• [SHORT EXERCISE]: Nothing should be left out: output all of the entries exactly.

• [RECORD EXTRACTS]:
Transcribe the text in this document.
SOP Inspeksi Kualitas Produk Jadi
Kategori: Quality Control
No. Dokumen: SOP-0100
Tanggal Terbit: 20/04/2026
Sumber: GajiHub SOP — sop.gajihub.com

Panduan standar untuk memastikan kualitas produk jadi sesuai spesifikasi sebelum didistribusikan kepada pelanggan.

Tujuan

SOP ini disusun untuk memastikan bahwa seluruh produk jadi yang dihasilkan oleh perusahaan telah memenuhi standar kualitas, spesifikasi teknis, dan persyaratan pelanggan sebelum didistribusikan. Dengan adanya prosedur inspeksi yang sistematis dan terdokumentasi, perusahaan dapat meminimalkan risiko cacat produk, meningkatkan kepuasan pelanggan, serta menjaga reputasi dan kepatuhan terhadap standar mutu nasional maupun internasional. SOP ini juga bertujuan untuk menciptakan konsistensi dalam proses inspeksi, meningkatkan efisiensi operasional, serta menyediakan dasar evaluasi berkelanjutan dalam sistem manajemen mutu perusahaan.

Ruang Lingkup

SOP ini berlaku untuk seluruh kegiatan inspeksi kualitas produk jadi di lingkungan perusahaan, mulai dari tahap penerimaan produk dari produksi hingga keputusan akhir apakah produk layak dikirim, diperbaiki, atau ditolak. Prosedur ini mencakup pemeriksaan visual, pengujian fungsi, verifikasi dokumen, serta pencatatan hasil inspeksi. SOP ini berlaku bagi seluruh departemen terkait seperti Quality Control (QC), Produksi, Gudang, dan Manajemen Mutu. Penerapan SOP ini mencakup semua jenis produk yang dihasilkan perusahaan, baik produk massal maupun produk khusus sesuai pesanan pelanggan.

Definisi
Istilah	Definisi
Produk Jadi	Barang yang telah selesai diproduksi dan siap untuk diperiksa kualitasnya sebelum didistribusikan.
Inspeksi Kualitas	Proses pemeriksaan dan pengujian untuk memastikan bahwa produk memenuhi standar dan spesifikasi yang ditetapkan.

• [TASK RESPONSE]:
Transcribe the text in this document.
SOP Inspeksi Kualitas Produk Jadi
Kategori: Quality Control
No. Dokumen: SOP-0100
Tanggal Terbit: 20/04/2026
Sumber: GajiHub SOP — sop.gajihub.com

Panduan standar untuk memastikan kualitas produk jadi sesuai spesifikasi sebelum didistribusikan kepada pelanggan.

Tujuan

SOP ini disusun untuk memastikan bahwa seluruh produk jadi yang dihasilkan oleh perusahaan telah memenuhi standar kualitas, spesifikasi teknis, dan persyaratan pelanggan sebelum didistribusikan. Dengan adanya prosedur inspeksi yang sistematis dan terdokumentasi, perusahaan dapat meminimalkan risiko cacat produk, meningkatkan kepuasan pelanggan, serta menjaga reputasi dan kepatuhan terhadap standar mutu nasional maupun internasional. SOP ini juga bertujuan untuk menciptakan konsistensi dalam proses inspeksi, meningkatkan efisiensi operasional, serta menyediakan dasar evaluasi berkelanjutan dalam sistem manajemen mutu perusahaan.

Ruang Lingkup

SOP ini berlaku untuk seluruh kegiatan inspeksi kualitas produk jadi di lingkungan perusahaan, mulai dari tahap penerimaan produk dari produksi hingga keputusan akhir apakah produk layak dikirim, diperbaiki, atau ditolak. Prosedur ini mencakup pemeriksaan visual, pengujian fungsi, verifikasi dokumen, serta pencatatan hasil inspeksi. SOP ini berlaku bagi seluruh departemen terkait seperti Quality Control (QC), Produksi, Gudang, dan Manajemen Mutu. Penerapan SOP ini mencakup semua jenis produk yang dihasilkan perusahaan, baik produk massal maupun produk khusus sesuai pesanan pelanggan.

Definisi
Istilah	Definisi
Produk Jadi	Barang yang telah selesai diproduksi dan siap untuk diperiksa kualitasnya sebelum didistribusikan.
Inspeksi Kualitas	Proses pemeriksaan dan pengujian untuk memastikan bahwa produk memenuhi standar dan spesifikasi yang ditetapkan.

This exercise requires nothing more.